• [WHAT THE EXERCISE ASKS]: Please give the data below again in full, exactly as it stands.

======== DATA SHOWN ========

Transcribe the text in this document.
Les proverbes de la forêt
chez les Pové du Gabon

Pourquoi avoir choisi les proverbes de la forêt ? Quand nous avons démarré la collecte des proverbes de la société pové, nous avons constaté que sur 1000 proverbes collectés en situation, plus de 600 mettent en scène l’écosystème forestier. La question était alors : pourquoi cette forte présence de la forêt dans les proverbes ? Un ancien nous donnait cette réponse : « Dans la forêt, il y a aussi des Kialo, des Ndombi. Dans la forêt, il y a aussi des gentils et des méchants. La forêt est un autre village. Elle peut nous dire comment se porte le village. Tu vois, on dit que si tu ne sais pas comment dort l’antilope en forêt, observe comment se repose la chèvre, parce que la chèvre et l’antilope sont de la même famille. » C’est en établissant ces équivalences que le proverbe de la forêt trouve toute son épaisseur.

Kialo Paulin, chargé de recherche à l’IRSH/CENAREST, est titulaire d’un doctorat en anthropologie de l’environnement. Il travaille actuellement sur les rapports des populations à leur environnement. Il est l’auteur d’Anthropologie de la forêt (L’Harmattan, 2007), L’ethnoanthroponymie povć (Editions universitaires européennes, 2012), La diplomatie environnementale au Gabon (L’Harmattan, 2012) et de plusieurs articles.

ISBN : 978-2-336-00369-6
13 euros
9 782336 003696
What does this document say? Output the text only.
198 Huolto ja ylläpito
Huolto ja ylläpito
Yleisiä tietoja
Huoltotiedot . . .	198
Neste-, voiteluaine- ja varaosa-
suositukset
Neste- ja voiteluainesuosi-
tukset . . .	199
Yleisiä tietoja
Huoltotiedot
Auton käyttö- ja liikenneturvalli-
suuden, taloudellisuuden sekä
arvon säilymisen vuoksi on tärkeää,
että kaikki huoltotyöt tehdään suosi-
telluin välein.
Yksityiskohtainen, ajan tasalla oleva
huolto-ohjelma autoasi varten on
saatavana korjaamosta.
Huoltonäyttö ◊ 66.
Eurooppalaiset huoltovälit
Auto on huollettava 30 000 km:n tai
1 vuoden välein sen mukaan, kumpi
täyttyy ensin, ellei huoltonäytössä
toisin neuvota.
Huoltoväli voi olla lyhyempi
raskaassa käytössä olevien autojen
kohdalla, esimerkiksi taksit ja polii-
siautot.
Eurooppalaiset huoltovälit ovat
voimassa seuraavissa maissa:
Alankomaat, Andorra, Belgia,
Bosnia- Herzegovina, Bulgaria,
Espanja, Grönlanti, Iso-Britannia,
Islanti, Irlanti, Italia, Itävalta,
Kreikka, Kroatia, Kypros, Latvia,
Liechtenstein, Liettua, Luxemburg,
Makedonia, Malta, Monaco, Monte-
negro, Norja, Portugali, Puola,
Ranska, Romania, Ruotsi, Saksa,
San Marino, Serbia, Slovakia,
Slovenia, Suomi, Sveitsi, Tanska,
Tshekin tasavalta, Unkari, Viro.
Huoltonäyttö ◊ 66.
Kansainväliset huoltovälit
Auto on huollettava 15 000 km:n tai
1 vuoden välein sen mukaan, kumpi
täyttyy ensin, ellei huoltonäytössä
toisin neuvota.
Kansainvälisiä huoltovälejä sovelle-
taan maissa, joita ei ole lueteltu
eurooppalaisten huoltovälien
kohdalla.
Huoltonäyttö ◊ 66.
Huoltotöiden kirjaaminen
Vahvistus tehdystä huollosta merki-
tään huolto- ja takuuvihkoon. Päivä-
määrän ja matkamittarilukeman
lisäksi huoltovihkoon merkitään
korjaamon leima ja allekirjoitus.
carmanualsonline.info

========

• [ANSWER FOR THIS EXERCISE]:
Transcribe the text in this document.
Les proverbes de la forêt
chez les Pové du Gabon

Pourquoi avoir choisi les proverbes de la forêt ? Quand nous avons démarré la collecte des proverbes de la société pové, nous avons constaté que sur 1000 proverbes collectés en situation, plus de 600 mettent en scène l’écosystème forestier. La question était alors : pourquoi cette forte présence de la forêt dans les proverbes ? Un ancien nous donnait cette réponse : « Dans la forêt, il y a aussi des Kialo, des Ndombi. Dans la forêt, il y a aussi des gentils et des méchants. La forêt est un autre village. Elle peut nous dire comment se porte le village. Tu vois, on dit que si tu ne sais pas comment dort l’antilope en forêt, observe comment se repose la chèvre, parce que la chèvre et l’antilope sont de la même famille. » C’est en établissant ces équivalences que le proverbe de la forêt trouve toute son épaisseur.

Kialo Paulin, chargé de recherche à l’IRSH/CENAREST, est titulaire d’un doctorat en anthropologie de l’environnement. Il travaille actuellement sur les rapports des populations à leur environnement. Il est l’auteur d’Anthropologie de la forêt (L’Harmattan, 2007), L’ethnoanthroponymie povć (Editions universitaires européennes, 2012), La diplomatie environnementale au Gabon (L’Harmattan, 2012) et de plusieurs articles.

ISBN : 978-2-336-00369-6
13 euros
9 782336 003696
What does this document say? Output the text only.
198 Huolto ja ylläpito
Huolto ja ylläpito
Yleisiä tietoja
Huoltotiedot . . .	198
Neste-, voiteluaine- ja varaosa-
suositukset
Neste- ja voiteluainesuosi-
tukset . . .	199
Yleisiä tietoja
Huoltotiedot
Auton käyttö- ja liikenneturvalli-
suuden, taloudellisuuden sekä
arvon säilymisen vuoksi on tärkeää,
että kaikki huoltotyöt tehdään suosi-
telluin välein.
Yksityiskohtainen, ajan tasalla oleva
huolto-ohjelma autoasi varten on
saatavana korjaamosta.
Huoltonäyttö ◊ 66.
Eurooppalaiset huoltovälit
Auto on huollettava 30 000 km:n tai
1 vuoden välein sen mukaan, kumpi
täyttyy ensin, ellei huoltonäytössä
toisin neuvota.
Huoltoväli voi olla lyhyempi
raskaassa käytössä olevien autojen
kohdalla, esimerkiksi taksit ja polii-
siautot.
Eurooppalaiset huoltovälit ovat
voimassa seuraavissa maissa:
Alankomaat, Andorra, Belgia,
Bosnia- Herzegovina, Bulgaria,
Espanja, Grönlanti, Iso-Britannia,
Islanti, Irlanti, Italia, Itävalta,
Kreikka, Kroatia, Kypros, Latvia,
Liechtenstein, Liettua, Luxemburg,
Makedonia, Malta, Monaco, Monte-
negro, Norja, Portugali, Puola,
Ranska, Romania, Ruotsi, Saksa,
San Marino, Serbia, Slovakia,
Slovenia, Suomi, Sveitsi, Tanska,
Tshekin tasavalta, Unkari, Viro.
Huoltonäyttö ◊ 66.
Kansainväliset huoltovälit
Auto on huollettava 15 000 km:n tai
1 vuoden välein sen mukaan, kumpi
täyttyy ensin, ellei huoltonäytössä
toisin neuvota.
Kansainvälisiä huoltovälejä sovelle-
taan maissa, joita ei ole lueteltu
eurooppalaisten huoltovälien
kohdalla.
Huoltonäyttö ◊ 66.
Huoltotöiden kirjaaminen
Vahvistus tehdystä huollosta merki-
tään huolto- ja takuuvihkoon. Päivä-
määrän ja matkamittarilukeman
lisäksi huoltovihkoon merkitään
korjaamon leima ja allekirjoitus.
carmanualsonline.info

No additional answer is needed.